* **Excerpts from a figure dataset**
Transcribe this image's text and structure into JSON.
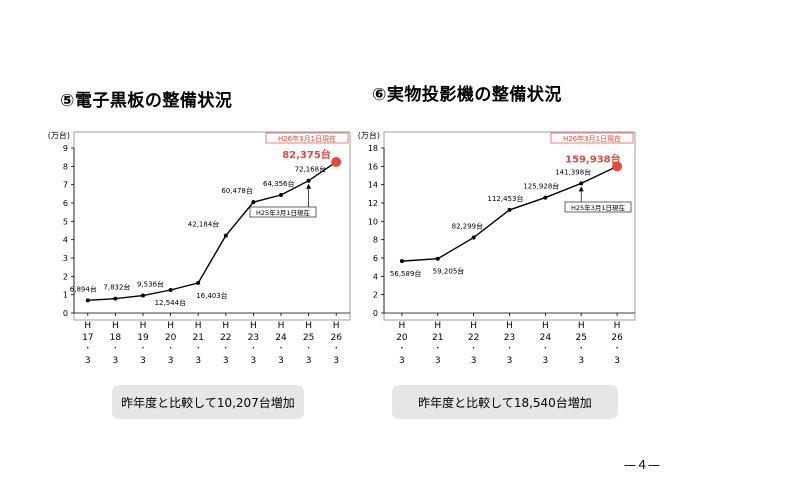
{
  "page": {
    "page_number": "—４—"
  },
  "chart_data": [
    {
      "type": "line",
      "heading": "⑤電子黒板の整備状況",
      "ylabel": "(万台)",
      "ylim": [
        0,
        9
      ],
      "yticks": [
        "0",
        "1",
        "2",
        "3",
        "4",
        "5",
        "6",
        "7",
        "8",
        "9"
      ],
      "date_badge": "H26年3月1日現在",
      "categories": [
        "H17・3",
        "H18・3",
        "H19・3",
        "H20・3",
        "H21・3",
        "H22・3",
        "H23・3",
        "H24・3",
        "H25・3",
        "H26・3"
      ],
      "series": [
        {
          "values": [
            6894,
            7832,
            9536,
            12544,
            16403,
            42184,
            60478,
            64356,
            72168,
            82375
          ],
          "labels": [
            "6,894台",
            "7,832台",
            "9,536台",
            "12,544台",
            "16,403台",
            "42,184台",
            "60,478台",
            "64,356台",
            "72,168台",
            "82,375台"
          ]
        }
      ],
      "annotation": "H25年3月1日現在",
      "highlight_color": "#e8473a",
      "summary": "昨年度と比較して10,207台増加"
    },
    {
      "type": "line",
      "heading": "⑥実物投影機の整備状況",
      "ylabel": "(万台)",
      "ylim": [
        0,
        18
      ],
      "yticks": [
        "0",
        "2",
        "4",
        "6",
        "8",
        "10",
        "12",
        "14",
        "16",
        "18"
      ],
      "date_badge": "H26年3月1日現在",
      "categories": [
        "H20・3",
        "H21・3",
        "H22・3",
        "H23・3",
        "H24・3",
        "H25・3",
        "H26・3"
      ],
      "series": [
        {
          "values": [
            56589,
            59205,
            82299,
            112453,
            125928,
            141398,
            159938
          ],
          "labels": [
            "56,589台",
            "59,205台",
            "82,299台",
            "112,453台",
            "125,928台",
            "141,398台",
            "159,938台"
          ]
        }
      ],
      "annotation": "H25年3月1日現在",
      "highlight_color": "#e8473a",
      "summary": "昨年度と比較して18,540台増加"
    }
  ]
}
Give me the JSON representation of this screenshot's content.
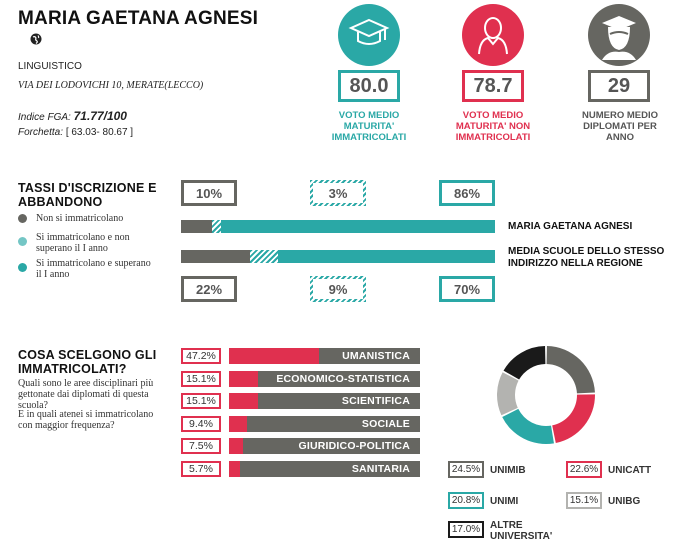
{
  "school": {
    "name": "MARIA GAETANA AGNESI",
    "type": "LINGUISTICO",
    "address": "VIA DEI LODOVICHI 10, MERATE(LECCO)",
    "fga_label": "Indice FGA:",
    "fga_value": "71.77/100",
    "forchetta_label": "Forchetta:",
    "forchetta_value": "[ 63.03- 80.67 ]"
  },
  "stats": [
    {
      "value": "80.0",
      "label": "VOTO MEDIO MATURITA' IMMATRICOLATI",
      "color": "#2aa8a6",
      "icon": "graduation-cap-icon"
    },
    {
      "value": "78.7",
      "label": "VOTO MEDIO MATURITA' NON IMMATRICOLATI",
      "color": "#e0304f",
      "icon": "person-icon"
    },
    {
      "value": "29",
      "label": "NUMERO MEDIO DIPLOMATI PER ANNO",
      "color": "#666661",
      "icon": "graduate-icon"
    }
  ],
  "iscrizione": {
    "title": "TASSI D'ISCRIZIONE E ABBANDONO",
    "legend": [
      {
        "label": "Non si immatricolano",
        "color": "#666661"
      },
      {
        "label": "Si immatricolano e non superano il I anno",
        "color": "#2aa8a6"
      },
      {
        "label": "Si immatricolano e superano il I anno",
        "color": "#2aa8a6"
      }
    ],
    "school_top": [
      "10%",
      "3%",
      "86%"
    ],
    "region_bottom": [
      "22%",
      "9%",
      "70%"
    ],
    "school_fracs": [
      0.1,
      0.03,
      0.86
    ],
    "region_fracs": [
      0.22,
      0.09,
      0.7
    ],
    "school_label": "MARIA GAETANA AGNESI",
    "region_label": "MEDIA SCUOLE DELLO STESSO INDIRIZZO NELLA REGIONE"
  },
  "scelte": {
    "title": "COSA SCELGONO GLI IMMATRICOLATI?",
    "question1": "Quali sono le aree disciplinari più gettonate dai diplomati di questa scuola?",
    "question2": "E in quali atenei si immatricolano con maggior frequenza?",
    "subjects": [
      {
        "pct": "47.2%",
        "value": 47.2,
        "label": "UMANISTICA"
      },
      {
        "pct": "15.1%",
        "value": 15.1,
        "label": "ECONOMICO-STATISTICA"
      },
      {
        "pct": "15.1%",
        "value": 15.1,
        "label": "SCIENTIFICA"
      },
      {
        "pct": "9.4%",
        "value": 9.4,
        "label": "SOCIALE"
      },
      {
        "pct": "7.5%",
        "value": 7.5,
        "label": "GIURIDICO-POLITICA"
      },
      {
        "pct": "5.7%",
        "value": 5.7,
        "label": "SANITARIA"
      }
    ],
    "universities": [
      {
        "pct": "24.5%",
        "value": 24.5,
        "name": "UNIMIB",
        "color": "#666661"
      },
      {
        "pct": "22.6%",
        "value": 22.6,
        "name": "UNICATT",
        "color": "#e0304f"
      },
      {
        "pct": "20.8%",
        "value": 20.8,
        "name": "UNIMI",
        "color": "#2aa8a6"
      },
      {
        "pct": "15.1%",
        "value": 15.1,
        "name": "UNIBG",
        "color": "#b3b3b0"
      },
      {
        "pct": "17.0%",
        "value": 17.0,
        "name": "ALTRE UNIVERSITA'",
        "color": "#1a1a1a"
      }
    ]
  }
}
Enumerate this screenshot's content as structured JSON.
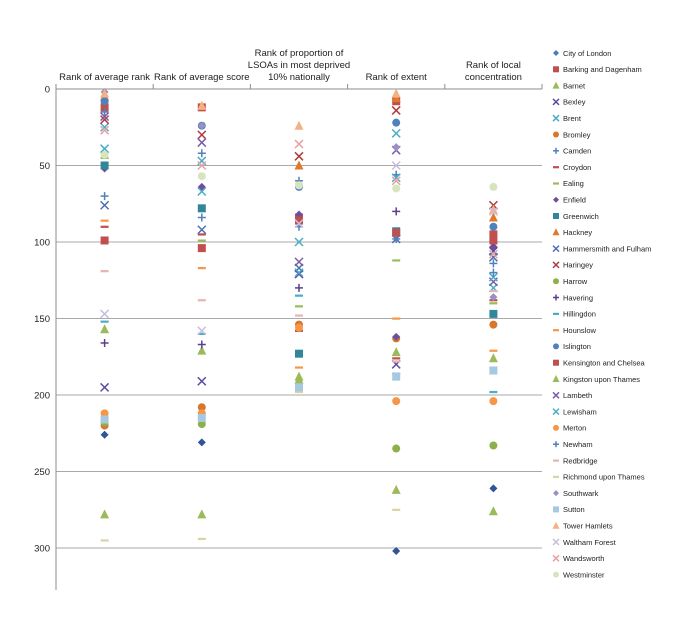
{
  "chart_data": {
    "type": "scatter",
    "y_reversed": true,
    "ylim": [
      0,
      320
    ],
    "y_ticks": [
      0,
      50,
      100,
      150,
      200,
      250,
      300
    ],
    "grid": true,
    "legend_position": "right",
    "categories": [
      "Rank of average rank",
      "Rank of average score",
      "Rank of proportion of LSOAs in most deprived 10% nationally",
      "Rank of extent",
      "Rank of local concentration"
    ],
    "series": [
      {
        "name": "City of London",
        "color": "#4a7bc0",
        "marker": "diamond",
        "values": [
          null,
          null,
          null,
          null,
          null
        ]
      },
      {
        "name": "Barking and Dagenham",
        "color": "#c0504d",
        "marker": "square",
        "values": [
          12,
          12,
          84,
          8,
          95
        ]
      },
      {
        "name": "Barnet",
        "color": "#9bbb59",
        "marker": "triangle",
        "values": [
          157,
          171,
          190,
          172,
          176
        ]
      },
      {
        "name": "Bexley",
        "color": "#5b4a9e",
        "marker": "x",
        "values": [
          195,
          191,
          121,
          180,
          106
        ]
      },
      {
        "name": "Brent",
        "color": "#4bacc6",
        "marker": "x",
        "values": [
          25,
          47,
          100,
          29,
          130
        ]
      },
      {
        "name": "Bromley",
        "color": "#d8762c",
        "marker": "circle",
        "values": [
          220,
          208,
          154,
          163,
          154
        ]
      },
      {
        "name": "Camden",
        "color": "#4f81bd",
        "marker": "plus",
        "values": [
          15,
          42,
          60,
          56,
          114
        ]
      },
      {
        "name": "Croydon",
        "color": "#c0504d",
        "marker": "dash",
        "values": [
          90,
          95,
          158,
          176,
          138
        ]
      },
      {
        "name": "Ealing",
        "color": "#9bbb59",
        "marker": "dash",
        "values": [
          45,
          99,
          142,
          112,
          140
        ]
      },
      {
        "name": "Enfield",
        "color": "#6d4f9e",
        "marker": "diamond",
        "values": [
          52,
          64,
          82,
          162,
          103
        ]
      },
      {
        "name": "Greenwich",
        "color": "#31869b",
        "marker": "square",
        "values": [
          50,
          78,
          173,
          93,
          147
        ]
      },
      {
        "name": "Hackney",
        "color": "#e07a2a",
        "marker": "triangle",
        "values": [
          5,
          11,
          50,
          6,
          84
        ]
      },
      {
        "name": "Hammersmith and Fulham",
        "color": "#4f6eb0",
        "marker": "x",
        "values": [
          76,
          92,
          117,
          98,
          110
        ]
      },
      {
        "name": "Haringey",
        "color": "#b03a3a",
        "marker": "x",
        "values": [
          20,
          30,
          44,
          14,
          76
        ]
      },
      {
        "name": "Harrow",
        "color": "#8db04a",
        "marker": "circle",
        "values": [
          218,
          219,
          196,
          235,
          233
        ]
      },
      {
        "name": "Havering",
        "color": "#5b3f8f",
        "marker": "plus",
        "values": [
          166,
          167,
          130,
          80,
          100
        ]
      },
      {
        "name": "Hillingdon",
        "color": "#4bacc6",
        "marker": "dash",
        "values": [
          152,
          160,
          135,
          186,
          198
        ]
      },
      {
        "name": "Hounslow",
        "color": "#f79646",
        "marker": "dash",
        "values": [
          86,
          117,
          182,
          150,
          171
        ]
      },
      {
        "name": "Islington",
        "color": "#4f81bd",
        "marker": "circle",
        "values": [
          8,
          24,
          64,
          22,
          90
        ]
      },
      {
        "name": "Kensington and Chelsea",
        "color": "#c0504d",
        "marker": "square",
        "values": [
          99,
          104,
          86,
          94,
          99
        ]
      },
      {
        "name": "Kingston upon Thames",
        "color": "#9bbb59",
        "marker": "triangle",
        "values": [
          278,
          278,
          188,
          262,
          276
        ]
      },
      {
        "name": "Lambeth",
        "color": "#7b5ea8",
        "marker": "x",
        "values": [
          18,
          35,
          113,
          40,
          126
        ]
      },
      {
        "name": "Lewisham",
        "color": "#4bacc6",
        "marker": "x",
        "values": [
          39,
          67,
          120,
          58,
          123
        ]
      },
      {
        "name": "Merton",
        "color": "#f79646",
        "marker": "circle",
        "values": [
          212,
          212,
          156,
          204,
          204
        ]
      },
      {
        "name": "Newham",
        "color": "#4f81bd",
        "marker": "plus",
        "values": [
          70,
          84,
          90,
          98,
          120
        ]
      },
      {
        "name": "Redbridge",
        "color": "#e6b3b3",
        "marker": "dash",
        "values": [
          119,
          138,
          148,
          178,
          132
        ]
      },
      {
        "name": "Richmond upon Thames",
        "color": "#d9d4a0",
        "marker": "dash",
        "values": [
          295,
          294,
          198,
          275,
          182
        ]
      },
      {
        "name": "Southwark",
        "color": "#9b8fc4",
        "marker": "diamond",
        "values": [
          2,
          24,
          62,
          38,
          136
        ]
      },
      {
        "name": "Sutton",
        "color": "#a6c9e2",
        "marker": "square",
        "values": [
          216,
          215,
          195,
          188,
          184
        ]
      },
      {
        "name": "Tower Hamlets",
        "color": "#f4b183",
        "marker": "triangle",
        "values": [
          3,
          11,
          24,
          3,
          79
        ]
      },
      {
        "name": "Waltham Forest",
        "color": "#c8bedc",
        "marker": "x",
        "values": [
          147,
          158,
          88,
          50,
          80
        ]
      },
      {
        "name": "Wandsworth",
        "color": "#e6a3a3",
        "marker": "x",
        "values": [
          27,
          50,
          36,
          60,
          108
        ]
      },
      {
        "name": "Westminster",
        "color": "#d7e4bd",
        "marker": "circle",
        "values": [
          43,
          57,
          63,
          65,
          64
        ]
      }
    ],
    "extra_points": [
      {
        "series_color": "#2f5596",
        "marker": "diamond",
        "values": [
          226,
          231,
          null,
          302,
          261
        ]
      }
    ]
  }
}
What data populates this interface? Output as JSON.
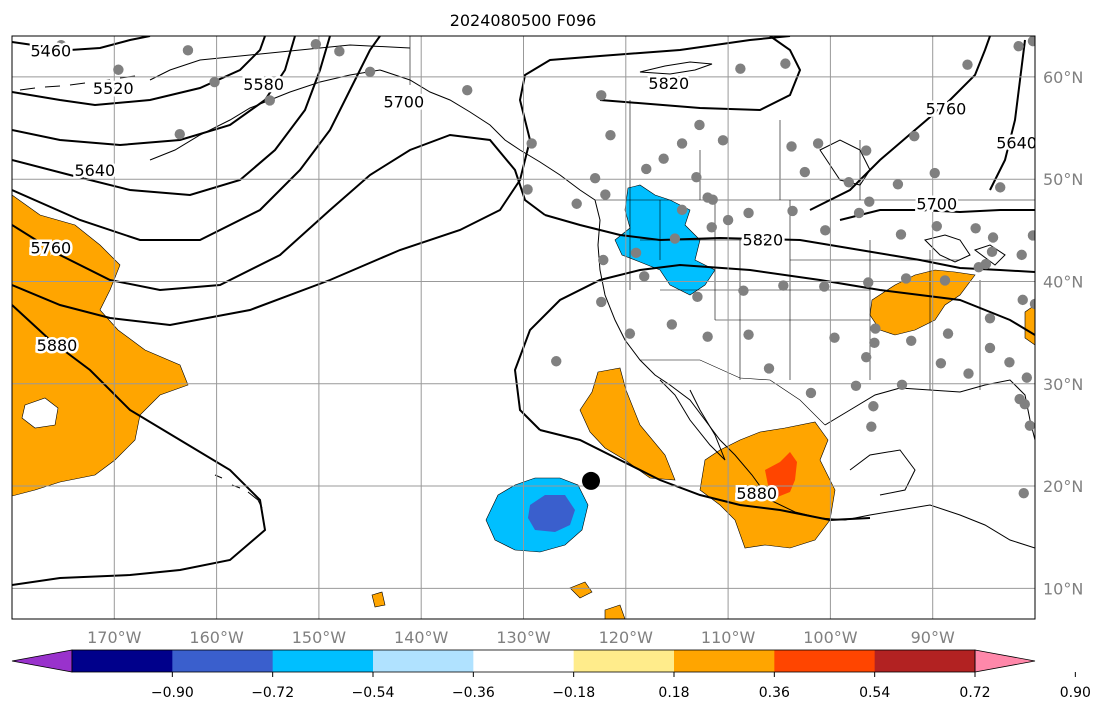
{
  "title": "2024080500 F096",
  "map": {
    "lon_range": [
      -180,
      -80
    ],
    "lat_range": [
      7,
      64
    ],
    "lon_ticks": [
      {
        "value": -170,
        "label": "170°W"
      },
      {
        "value": -160,
        "label": "160°W"
      },
      {
        "value": -150,
        "label": "150°W"
      },
      {
        "value": -140,
        "label": "140°W"
      },
      {
        "value": -130,
        "label": "130°W"
      },
      {
        "value": -120,
        "label": "120°W"
      },
      {
        "value": -110,
        "label": "110°W"
      },
      {
        "value": -100,
        "label": "100°W"
      },
      {
        "value": -90,
        "label": "90°W"
      }
    ],
    "lat_ticks": [
      {
        "value": 60,
        "label": "60°N"
      },
      {
        "value": 50,
        "label": "50°N"
      },
      {
        "value": 40,
        "label": "40°N"
      },
      {
        "value": 30,
        "label": "30°N"
      },
      {
        "value": 20,
        "label": "20°N"
      },
      {
        "value": 10,
        "label": "10°N"
      }
    ],
    "grid": true,
    "contour_labels": [
      {
        "text": "5460",
        "lon": -176.2,
        "lat": 62.6
      },
      {
        "text": "5520",
        "lon": -170.1,
        "lat": 58.9
      },
      {
        "text": "5580",
        "lon": -155.4,
        "lat": 59.3
      },
      {
        "text": "5700",
        "lon": -141.7,
        "lat": 57.6
      },
      {
        "text": "5640",
        "lon": -171.9,
        "lat": 50.9
      },
      {
        "text": "5760",
        "lon": -176.2,
        "lat": 43.3
      },
      {
        "text": "5880",
        "lon": -175.6,
        "lat": 33.8
      },
      {
        "text": "5820",
        "lon": -115.8,
        "lat": 59.4
      },
      {
        "text": "5760",
        "lon": -88.7,
        "lat": 56.9
      },
      {
        "text": "5640",
        "lon": -81.8,
        "lat": 53.6
      },
      {
        "text": "5700",
        "lon": -89.6,
        "lat": 47.6
      },
      {
        "text": "5820",
        "lon": -106.6,
        "lat": 44.1
      },
      {
        "text": "5880",
        "lon": -107.2,
        "lat": 19.3
      }
    ],
    "tropical_center": {
      "lon": -123.4,
      "lat": 20.5
    }
  },
  "colorbar": {
    "ticks": [
      "−0.90",
      "−0.72",
      "−0.54",
      "−0.36",
      "−0.18",
      "0.18",
      "0.36",
      "0.54",
      "0.72",
      "0.90"
    ],
    "colors": [
      "#9932CC",
      "#00008B",
      "#3A5FCD",
      "#00BFFF",
      "#B0E2FF",
      "#FFFFFF",
      "#FFEC8B",
      "#FFA500",
      "#FF4500",
      "#B22222",
      "#FF88AA"
    ]
  },
  "colors": {
    "positive_fill": "#FFA500",
    "strong_positive": "#FF4500",
    "negative_fill": "#00BFFF",
    "strong_negative": "#3A5FCD",
    "station": "#808080",
    "axis_text": "#808080"
  }
}
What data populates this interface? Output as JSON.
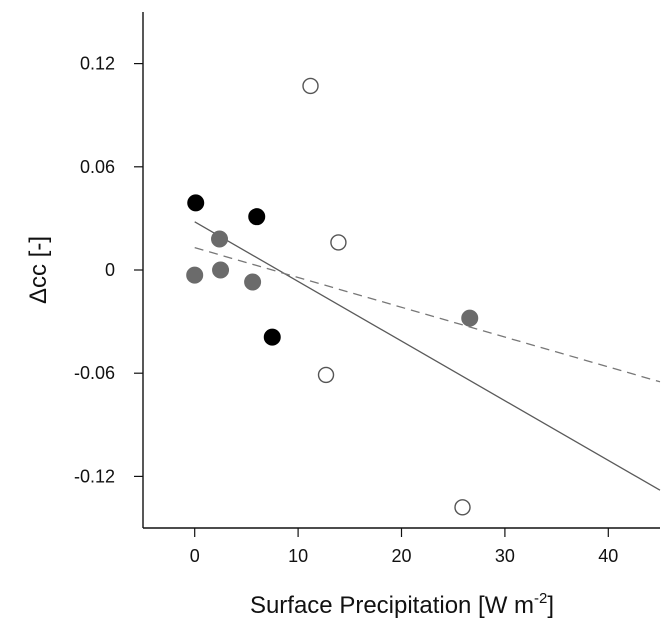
{
  "chart_data": {
    "type": "scatter",
    "title": "",
    "xlabel": {
      "main": "Surface Precipitation [W m",
      "sup": "-2",
      "end": "]"
    },
    "ylabel": "Δcc [-]",
    "xlim": [
      -5,
      45
    ],
    "ylim": [
      -0.15,
      0.15
    ],
    "xticks": [
      0,
      10,
      20,
      30,
      40
    ],
    "yticks": [
      -0.12,
      -0.06,
      0,
      0.06,
      0.12
    ],
    "xtick_labels": [
      "0",
      "10",
      "20",
      "30",
      "40"
    ],
    "ytick_labels": [
      "-0.12",
      "-0.06",
      "0",
      "0.06",
      "0.12"
    ],
    "grid": false,
    "legend": "none",
    "series": [
      {
        "marker": "filled-black",
        "color": "#000000",
        "points": [
          {
            "x": 0.1,
            "y": 0.039
          },
          {
            "x": 6.0,
            "y": 0.031
          },
          {
            "x": 7.5,
            "y": -0.039
          }
        ]
      },
      {
        "marker": "filled-gray",
        "color": "#6b6b6b",
        "points": [
          {
            "x": 0.0,
            "y": -0.003
          },
          {
            "x": 2.4,
            "y": 0.018
          },
          {
            "x": 2.5,
            "y": 0.0
          },
          {
            "x": 5.6,
            "y": -0.007
          },
          {
            "x": 26.6,
            "y": -0.028
          }
        ]
      },
      {
        "marker": "open",
        "color": "#555555",
        "points": [
          {
            "x": 11.2,
            "y": 0.107
          },
          {
            "x": 13.9,
            "y": 0.016
          },
          {
            "x": 12.7,
            "y": -0.061
          },
          {
            "x": 25.9,
            "y": -0.138
          }
        ]
      }
    ],
    "lines": [
      {
        "style": "solid",
        "color": "#5a5a5a",
        "x": [
          0,
          45
        ],
        "y": [
          0.028,
          -0.128
        ]
      },
      {
        "style": "dashed",
        "color": "#777777",
        "x": [
          0,
          45
        ],
        "y": [
          0.013,
          -0.065
        ]
      }
    ]
  }
}
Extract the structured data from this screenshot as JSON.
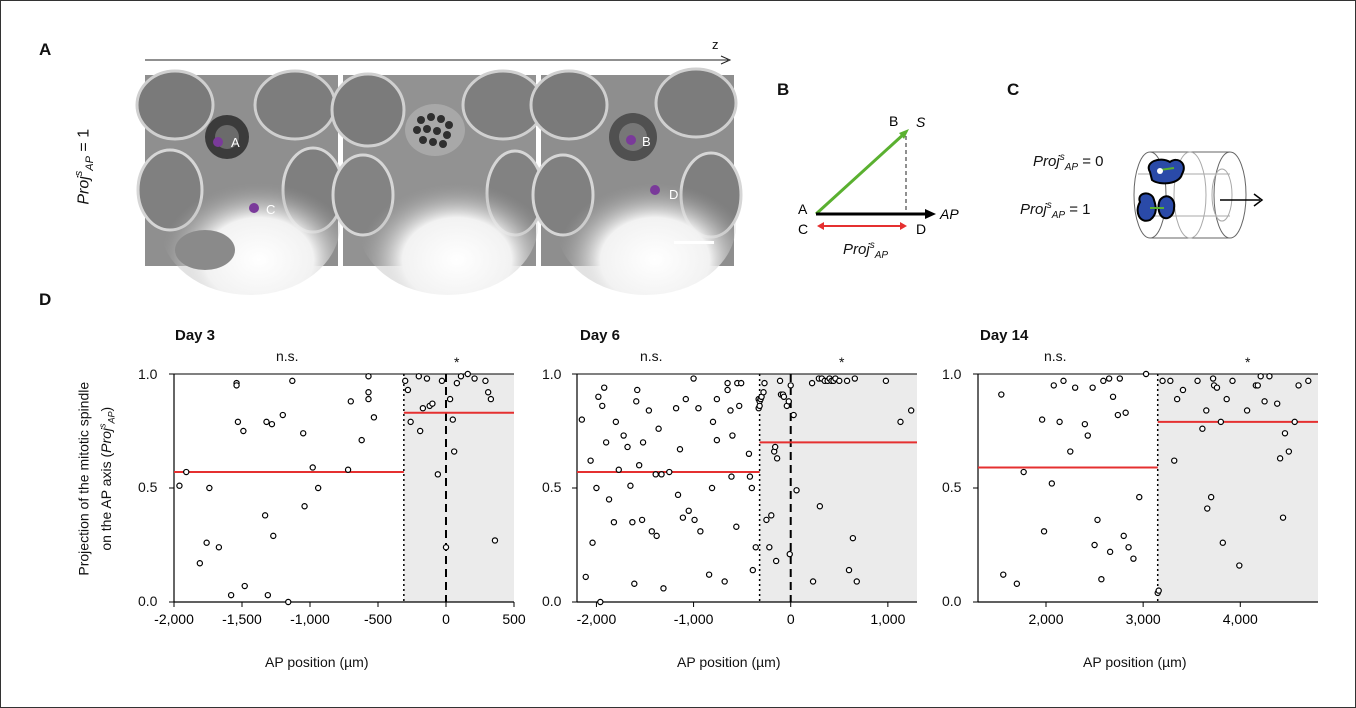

* **Short problem**
Pull out every line in the data above that has the word "MATURITA".

* **Result for this exercise**
      "label": "VOTO MEDIO MATURITA' IMMATRICOLATI",
      "label": "VOTO MEDIO MATURITA' NON IMMATRICOLATI",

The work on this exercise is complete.